Items from a dataset
────────────────

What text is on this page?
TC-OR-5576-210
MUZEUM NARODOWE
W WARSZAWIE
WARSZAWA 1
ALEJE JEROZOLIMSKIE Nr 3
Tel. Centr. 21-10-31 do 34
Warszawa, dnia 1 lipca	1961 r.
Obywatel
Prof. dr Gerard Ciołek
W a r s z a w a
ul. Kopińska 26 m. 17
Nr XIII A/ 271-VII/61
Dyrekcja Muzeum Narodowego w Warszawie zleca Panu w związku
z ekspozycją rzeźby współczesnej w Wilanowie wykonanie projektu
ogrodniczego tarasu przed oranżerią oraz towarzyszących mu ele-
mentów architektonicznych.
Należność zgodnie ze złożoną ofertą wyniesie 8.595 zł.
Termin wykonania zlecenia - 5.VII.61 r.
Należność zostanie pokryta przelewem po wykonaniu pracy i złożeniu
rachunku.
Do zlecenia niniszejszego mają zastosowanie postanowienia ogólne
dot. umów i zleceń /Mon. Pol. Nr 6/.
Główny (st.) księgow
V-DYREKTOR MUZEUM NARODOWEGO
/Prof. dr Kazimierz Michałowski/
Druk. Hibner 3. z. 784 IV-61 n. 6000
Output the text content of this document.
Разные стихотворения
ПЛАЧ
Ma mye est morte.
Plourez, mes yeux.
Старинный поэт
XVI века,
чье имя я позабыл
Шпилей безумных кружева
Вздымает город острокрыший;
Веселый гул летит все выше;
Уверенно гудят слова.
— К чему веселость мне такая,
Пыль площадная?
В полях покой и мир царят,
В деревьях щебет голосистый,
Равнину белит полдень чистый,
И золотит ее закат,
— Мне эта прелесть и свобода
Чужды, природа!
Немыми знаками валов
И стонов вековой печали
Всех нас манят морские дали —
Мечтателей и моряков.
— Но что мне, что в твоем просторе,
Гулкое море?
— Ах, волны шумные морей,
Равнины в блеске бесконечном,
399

────────────────

Produce an exact repeat of the lines from the one containing "Output the text content of this document." through the last line of the data, and nothing more.

Output the text content of this document.
Разные стихотворения
ПЛАЧ
Ma mye est morte.
Plourez, mes yeux.
Старинный поэт
XVI века,
чье имя я позабыл
Шпилей безумных кружева
Вздымает город острокрыший;
Веселый гул летит все выше;
Уверенно гудят слова.
— К чему веселость мне такая,
Пыль площадная?
В полях покой и мир царят,
В деревьях щебет голосистый,
Равнину белит полдень чистый,
И золотит ее закат,
— Мне эта прелесть и свобода
Чужды, природа!
Немыми знаками валов
И стонов вековой печали
Всех нас манят морские дали —
Мечтателей и моряков.
— Но что мне, что в твоем просторе,
Гулкое море?
— Ах, волны шумные морей,
Равнины в блеске бесконечном,
399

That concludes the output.